▶ Tasks to carry out
(1) Copy the part of the film review between "(There are discrepancies" and "itself was longer.)", inclusive.
(2) Rewrite the rows between the lines holding "354, 295, 389]" and "281, 294, 423]", inclusive, with "x-tick-label" changed to "x-axis-tick" and nothing else altered. Return only those lines.

▶ Text section
-- begin --
A torn-from-the-headlines reenactment of divers recovering bodies from the USS Maine, sunk in Havana Harbor and famously helping to kick off the Spanish-American War. Lacking underwater photography, Georges Méliès opted for a bit of trickery.
Home Media Availability: Released on DVD.
War First, Questions Later
Putting aside all conspiracy theories, the question of whether the USS Maine was sunk by a Spanish mine or an explosion in the ship’s magazine is still being debated today and it was one of the biggest events of the 1890s. The shiny new American battleship had been sent to Cuba to “protect U.S. interests” while the people of the island nation were rebelling against Spain. Its sinking and the loss of over 200 sailors became a rallying cry for US interventionists and “Remember the Maine, to hell with Spain!” proved to be an effective propaganda slogan.
Meanwhile, French filmmaker Georges Méliès was finding great success during his third year in the movies. While he is best remembered today for his charming, special effects-laden extravaganzas, his film company also offered slapstick comedies, a judicious bit of smut and, most interesting for this review, actualities and reenactments of newsworthy events. He produced shots of French soldiers, a Mardi Gras parade, and various scenes of the French countryside within his first year as a filmmaker, an ambitious series of films covering the Dreyfus Affair in 1899, and a series covering the Paris Exposition of 1900.
Like most of his contemporaries, Méliès had international ambitions. The Americans could not get enough Maine-related content and for the rest of the world, well, a different title could make all the difference for distribution. Who wouldn’t be interested in an eerie, corpse-laden dive into the deep?
The first films of Méliès’ Maine series, covering the actual explosion (no doubt accomplished with a miniature) and initial observations of the wreckage, are considered lost but the last picture in the series, an underwater simulacrum portraying divers recovering a body from the sunken ship, is still with us.
(There are discrepancies regarding the number of films in the Maine series. The film portraying the explosion has two consecutive catalog numbers. In Physical Characteristics of Early Films as Aids to Identification, Camille Bolt-Wellens points out that folk stock was initially sold in twenty-meter lengths and that Méliès made a practice of including a catalog number at the beginning of each twenty-meter segment, even when the film itself was longer.)
What was called “submarine photography” was a topic of great interest and while there were advances, real underwater photography had not yet reached the movies, so Méliès couldn’t have shot the real recovery operation even if he had been in Cuba. However, that was what fish tanks and gauze were for.
-- end --
▶ Entries
-- begin --
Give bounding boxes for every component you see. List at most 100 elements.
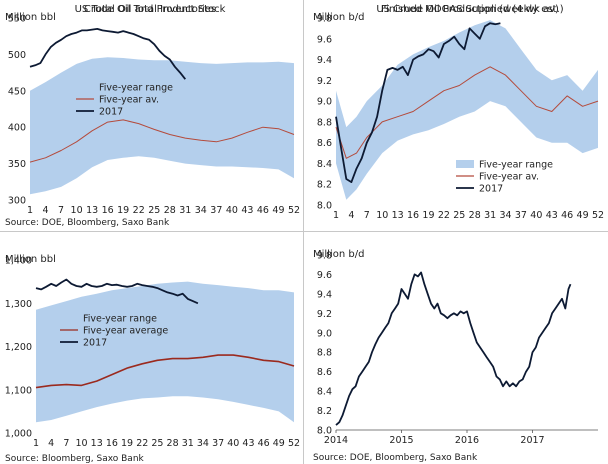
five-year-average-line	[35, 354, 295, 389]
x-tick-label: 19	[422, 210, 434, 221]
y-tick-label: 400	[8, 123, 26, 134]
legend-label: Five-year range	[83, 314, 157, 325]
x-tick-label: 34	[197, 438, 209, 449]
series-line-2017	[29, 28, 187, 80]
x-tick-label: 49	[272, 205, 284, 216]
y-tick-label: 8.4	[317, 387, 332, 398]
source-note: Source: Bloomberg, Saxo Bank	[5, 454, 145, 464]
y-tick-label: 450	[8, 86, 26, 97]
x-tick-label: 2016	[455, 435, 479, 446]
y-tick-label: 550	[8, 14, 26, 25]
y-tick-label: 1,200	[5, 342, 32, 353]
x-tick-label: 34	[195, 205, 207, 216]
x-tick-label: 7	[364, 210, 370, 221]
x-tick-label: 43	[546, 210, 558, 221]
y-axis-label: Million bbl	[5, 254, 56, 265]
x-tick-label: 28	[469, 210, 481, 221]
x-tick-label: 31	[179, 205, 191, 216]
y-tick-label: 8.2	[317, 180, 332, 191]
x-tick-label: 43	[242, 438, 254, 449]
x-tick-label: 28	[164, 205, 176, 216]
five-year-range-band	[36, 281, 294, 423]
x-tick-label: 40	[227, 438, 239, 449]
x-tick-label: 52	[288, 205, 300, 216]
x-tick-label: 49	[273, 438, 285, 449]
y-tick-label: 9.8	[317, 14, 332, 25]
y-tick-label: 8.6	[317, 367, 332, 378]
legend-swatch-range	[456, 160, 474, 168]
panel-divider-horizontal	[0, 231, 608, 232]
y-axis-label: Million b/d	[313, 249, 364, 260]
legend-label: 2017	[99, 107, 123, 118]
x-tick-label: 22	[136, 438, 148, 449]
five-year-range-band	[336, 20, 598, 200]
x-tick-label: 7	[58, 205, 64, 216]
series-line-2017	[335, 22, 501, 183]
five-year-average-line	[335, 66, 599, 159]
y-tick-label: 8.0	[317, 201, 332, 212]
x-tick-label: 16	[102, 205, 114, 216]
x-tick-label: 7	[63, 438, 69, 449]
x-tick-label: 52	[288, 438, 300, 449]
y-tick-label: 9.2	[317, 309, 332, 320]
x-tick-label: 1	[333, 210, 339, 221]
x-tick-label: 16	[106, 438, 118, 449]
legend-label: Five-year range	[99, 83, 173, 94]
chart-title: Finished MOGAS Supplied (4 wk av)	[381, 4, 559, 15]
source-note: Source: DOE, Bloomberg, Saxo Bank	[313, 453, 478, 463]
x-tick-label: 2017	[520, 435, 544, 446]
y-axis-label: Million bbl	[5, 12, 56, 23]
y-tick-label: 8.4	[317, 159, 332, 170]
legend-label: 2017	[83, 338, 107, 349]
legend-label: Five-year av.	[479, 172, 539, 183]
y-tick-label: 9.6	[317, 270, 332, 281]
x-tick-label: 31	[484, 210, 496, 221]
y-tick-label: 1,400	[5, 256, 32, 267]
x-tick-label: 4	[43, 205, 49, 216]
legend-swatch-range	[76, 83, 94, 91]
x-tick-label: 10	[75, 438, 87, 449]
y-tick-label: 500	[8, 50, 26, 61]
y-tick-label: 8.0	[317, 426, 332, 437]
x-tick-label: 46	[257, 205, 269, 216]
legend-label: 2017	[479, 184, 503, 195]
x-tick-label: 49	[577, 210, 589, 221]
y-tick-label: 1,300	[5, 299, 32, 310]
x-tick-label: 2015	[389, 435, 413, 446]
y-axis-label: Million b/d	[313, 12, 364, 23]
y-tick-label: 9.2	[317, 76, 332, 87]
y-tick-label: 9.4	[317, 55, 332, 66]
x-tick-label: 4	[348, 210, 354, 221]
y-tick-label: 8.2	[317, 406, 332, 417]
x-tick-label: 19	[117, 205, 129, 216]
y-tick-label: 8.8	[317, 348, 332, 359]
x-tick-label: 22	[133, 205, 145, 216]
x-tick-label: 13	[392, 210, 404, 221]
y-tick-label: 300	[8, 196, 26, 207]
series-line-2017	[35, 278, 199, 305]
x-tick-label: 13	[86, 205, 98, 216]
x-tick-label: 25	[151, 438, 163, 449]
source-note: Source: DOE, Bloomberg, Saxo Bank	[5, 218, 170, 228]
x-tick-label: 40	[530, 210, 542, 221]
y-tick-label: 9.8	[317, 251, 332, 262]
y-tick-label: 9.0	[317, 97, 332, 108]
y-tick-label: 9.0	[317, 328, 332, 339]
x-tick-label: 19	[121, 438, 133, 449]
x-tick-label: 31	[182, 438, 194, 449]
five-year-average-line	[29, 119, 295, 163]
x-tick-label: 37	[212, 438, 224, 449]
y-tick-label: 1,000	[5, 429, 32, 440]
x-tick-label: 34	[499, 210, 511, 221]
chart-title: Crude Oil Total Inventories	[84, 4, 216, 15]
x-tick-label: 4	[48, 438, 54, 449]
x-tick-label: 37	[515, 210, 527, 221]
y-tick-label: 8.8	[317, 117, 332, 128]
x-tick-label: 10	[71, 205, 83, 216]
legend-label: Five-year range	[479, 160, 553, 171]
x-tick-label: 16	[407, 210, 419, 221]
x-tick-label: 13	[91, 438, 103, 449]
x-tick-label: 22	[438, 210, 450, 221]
-- end --
▶ Answers for this exercise
(1)
(There are discrepancies regarding the number of films in the Maine series. The film portraying the explosion has two consecutive catalog numbers. In Physical Characteristics of Early Films as Aids to Identification, Camille Bolt-Wellens points out that folk stock was initially sold in twenty-meter lengths and that Méliès made a practice of including a catalog number at the beginning of each twenty-meter segment, even when the film itself was longer.)

(2)
five-year-average-line	[35, 354, 295, 389]
x-axis-tick: 19	[422, 210, 434, 221]
y-tick-label: 400	[8, 123, 26, 134]
legend-label: Five-year range	[83, 314, 157, 325]
x-axis-tick: 34	[197, 438, 209, 449]
series-line-2017	[29, 28, 187, 80]
x-axis-tick: 49	[272, 205, 284, 216]
y-tick-label: 8.4	[317, 387, 332, 398]
source-note: Source: Bloomberg, Saxo Bank	[5, 454, 145, 464]
y-tick-label: 450	[8, 86, 26, 97]
x-axis-tick: 2016	[455, 435, 479, 446]
y-tick-label: 550	[8, 14, 26, 25]
y-tick-label: 1,200	[5, 342, 32, 353]
x-axis-tick: 34	[195, 205, 207, 216]
x-axis-tick: 7	[364, 210, 370, 221]
x-axis-tick: 43	[546, 210, 558, 221]
y-axis-label: Million bbl	[5, 254, 56, 265]
x-axis-tick: 28	[469, 210, 481, 221]
x-axis-tick: 31	[179, 205, 191, 216]
y-tick-label: 8.2	[317, 180, 332, 191]
x-axis-tick: 43	[242, 438, 254, 449]
x-axis-tick: 28	[164, 205, 176, 216]
five-year-range-band	[36, 281, 294, 423]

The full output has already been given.